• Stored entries
__________
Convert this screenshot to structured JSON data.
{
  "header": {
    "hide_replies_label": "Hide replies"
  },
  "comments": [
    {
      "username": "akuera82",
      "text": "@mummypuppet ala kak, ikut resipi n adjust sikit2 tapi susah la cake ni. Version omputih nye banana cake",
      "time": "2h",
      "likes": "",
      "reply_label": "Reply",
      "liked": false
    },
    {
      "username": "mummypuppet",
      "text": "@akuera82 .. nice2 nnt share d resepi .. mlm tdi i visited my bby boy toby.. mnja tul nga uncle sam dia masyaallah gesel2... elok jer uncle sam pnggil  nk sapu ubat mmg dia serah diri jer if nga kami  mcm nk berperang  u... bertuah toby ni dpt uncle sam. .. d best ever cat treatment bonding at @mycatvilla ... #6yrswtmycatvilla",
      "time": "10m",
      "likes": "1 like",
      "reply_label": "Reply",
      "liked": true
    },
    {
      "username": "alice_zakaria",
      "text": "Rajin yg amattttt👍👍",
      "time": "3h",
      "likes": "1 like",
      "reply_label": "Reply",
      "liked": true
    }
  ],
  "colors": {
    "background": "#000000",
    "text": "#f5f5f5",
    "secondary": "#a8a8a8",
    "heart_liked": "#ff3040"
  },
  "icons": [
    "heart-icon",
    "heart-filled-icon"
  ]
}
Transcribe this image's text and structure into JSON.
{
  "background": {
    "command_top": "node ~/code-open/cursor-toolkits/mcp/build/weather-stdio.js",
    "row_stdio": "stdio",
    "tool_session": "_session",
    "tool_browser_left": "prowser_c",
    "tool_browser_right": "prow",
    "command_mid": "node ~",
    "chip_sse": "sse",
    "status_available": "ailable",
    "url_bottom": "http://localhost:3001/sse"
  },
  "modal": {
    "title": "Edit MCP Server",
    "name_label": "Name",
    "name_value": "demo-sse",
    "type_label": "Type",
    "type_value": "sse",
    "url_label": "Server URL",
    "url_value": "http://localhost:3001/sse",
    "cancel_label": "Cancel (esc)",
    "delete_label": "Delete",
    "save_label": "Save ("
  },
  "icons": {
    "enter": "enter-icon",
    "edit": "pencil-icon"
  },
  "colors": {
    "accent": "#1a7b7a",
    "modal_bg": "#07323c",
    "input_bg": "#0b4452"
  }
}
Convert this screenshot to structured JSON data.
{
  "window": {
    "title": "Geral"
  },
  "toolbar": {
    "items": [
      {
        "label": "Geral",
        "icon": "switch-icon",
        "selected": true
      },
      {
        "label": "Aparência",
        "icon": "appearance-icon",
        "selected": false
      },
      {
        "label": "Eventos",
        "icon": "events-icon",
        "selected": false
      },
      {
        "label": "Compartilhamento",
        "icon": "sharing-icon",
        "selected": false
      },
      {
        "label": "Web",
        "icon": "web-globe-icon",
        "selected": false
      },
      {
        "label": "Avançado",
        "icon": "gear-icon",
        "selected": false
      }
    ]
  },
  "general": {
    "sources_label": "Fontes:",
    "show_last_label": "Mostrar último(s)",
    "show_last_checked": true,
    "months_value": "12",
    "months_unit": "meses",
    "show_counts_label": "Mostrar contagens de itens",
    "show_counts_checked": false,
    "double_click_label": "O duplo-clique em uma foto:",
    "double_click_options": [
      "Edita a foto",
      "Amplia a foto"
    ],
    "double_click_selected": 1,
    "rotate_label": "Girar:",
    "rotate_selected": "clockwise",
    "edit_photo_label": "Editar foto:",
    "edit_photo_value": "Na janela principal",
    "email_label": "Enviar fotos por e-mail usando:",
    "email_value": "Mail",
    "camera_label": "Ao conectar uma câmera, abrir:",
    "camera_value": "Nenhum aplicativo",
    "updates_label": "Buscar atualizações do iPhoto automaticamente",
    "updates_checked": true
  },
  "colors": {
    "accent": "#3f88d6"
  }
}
__________
• PROBLEM TO WORK ON
Count each line of the entries that holds the word "text", then state the total and nothing more.

• EXPECTED ANSWER
5